Goal - Reproduce every entry that follows word for word, but omit the images.

============

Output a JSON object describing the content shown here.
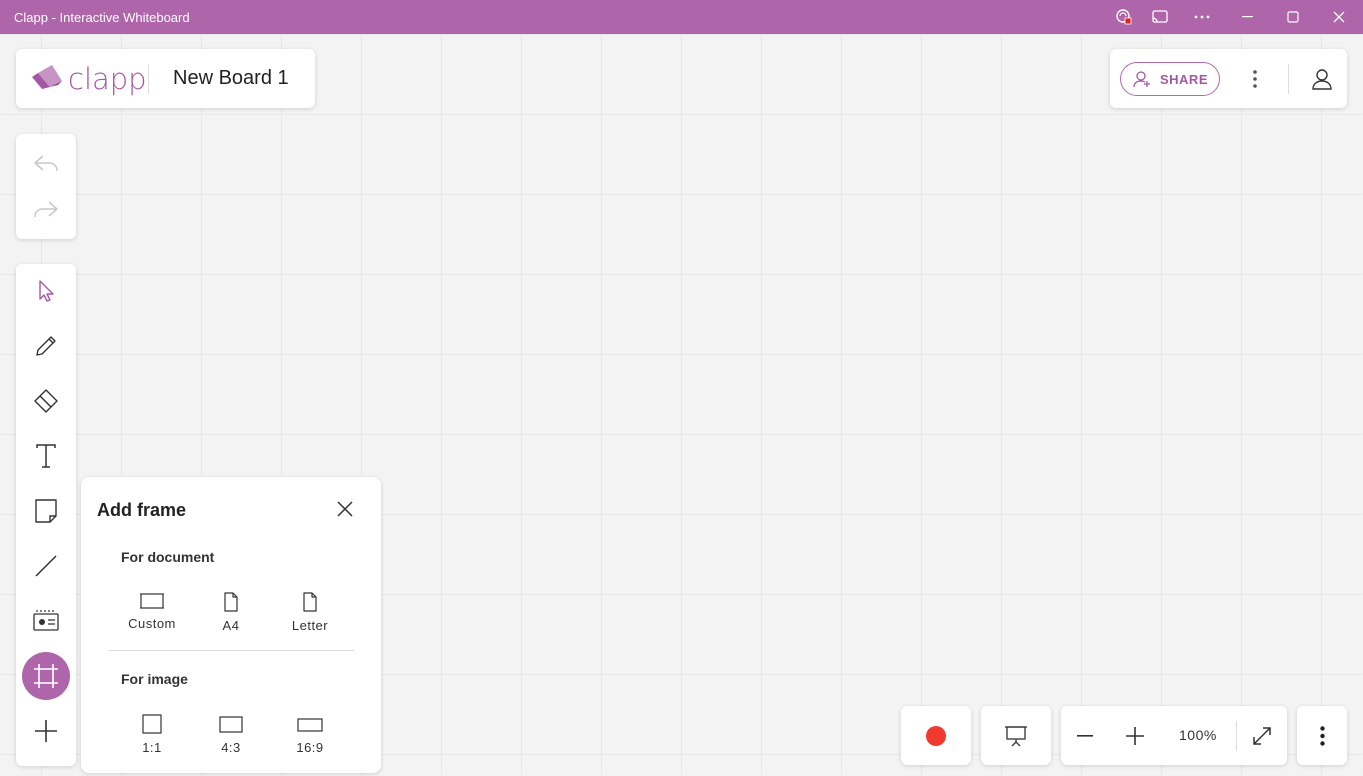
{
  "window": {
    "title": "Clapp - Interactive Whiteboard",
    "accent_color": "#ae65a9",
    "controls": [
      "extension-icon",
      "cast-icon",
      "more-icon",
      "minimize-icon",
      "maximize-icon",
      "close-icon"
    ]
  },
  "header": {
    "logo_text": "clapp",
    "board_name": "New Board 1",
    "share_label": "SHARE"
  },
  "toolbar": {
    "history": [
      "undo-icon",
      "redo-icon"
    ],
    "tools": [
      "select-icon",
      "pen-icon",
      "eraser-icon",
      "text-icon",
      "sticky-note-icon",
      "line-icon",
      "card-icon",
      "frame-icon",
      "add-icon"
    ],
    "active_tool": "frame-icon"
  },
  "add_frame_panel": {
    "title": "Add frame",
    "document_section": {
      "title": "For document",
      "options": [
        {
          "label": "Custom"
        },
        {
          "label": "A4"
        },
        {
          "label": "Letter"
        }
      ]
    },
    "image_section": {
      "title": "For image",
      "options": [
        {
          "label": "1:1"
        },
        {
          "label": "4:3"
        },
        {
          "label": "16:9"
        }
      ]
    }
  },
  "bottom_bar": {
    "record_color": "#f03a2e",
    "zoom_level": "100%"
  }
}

============

Correct answer -
Output a JSON object describing the content shown here.
{
  "window": {
    "title": "Clapp - Interactive Whiteboard",
    "accent_color": "#ae65a9",
    "controls": [
      "extension-icon",
      "cast-icon",
      "more-icon",
      "minimize-icon",
      "maximize-icon",
      "close-icon"
    ]
  },
  "header": {
    "logo_text": "clapp",
    "board_name": "New Board 1",
    "share_label": "SHARE"
  },
  "toolbar": {
    "history": [
      "undo-icon",
      "redo-icon"
    ],
    "tools": [
      "select-icon",
      "pen-icon",
      "eraser-icon",
      "text-icon",
      "sticky-note-icon",
      "line-icon",
      "card-icon",
      "frame-icon",
      "add-icon"
    ],
    "active_tool": "frame-icon"
  },
  "add_frame_panel": {
    "title": "Add frame",
    "document_section": {
      "title": "For document",
      "options": [
        {
          "label": "Custom"
        },
        {
          "label": "A4"
        },
        {
          "label": "Letter"
        }
      ]
    },
    "image_section": {
      "title": "For image",
      "options": [
        {
          "label": "1:1"
        },
        {
          "label": "4:3"
        },
        {
          "label": "16:9"
        }
      ]
    }
  },
  "bottom_bar": {
    "record_color": "#f03a2e",
    "zoom_level": "100%"
  }
}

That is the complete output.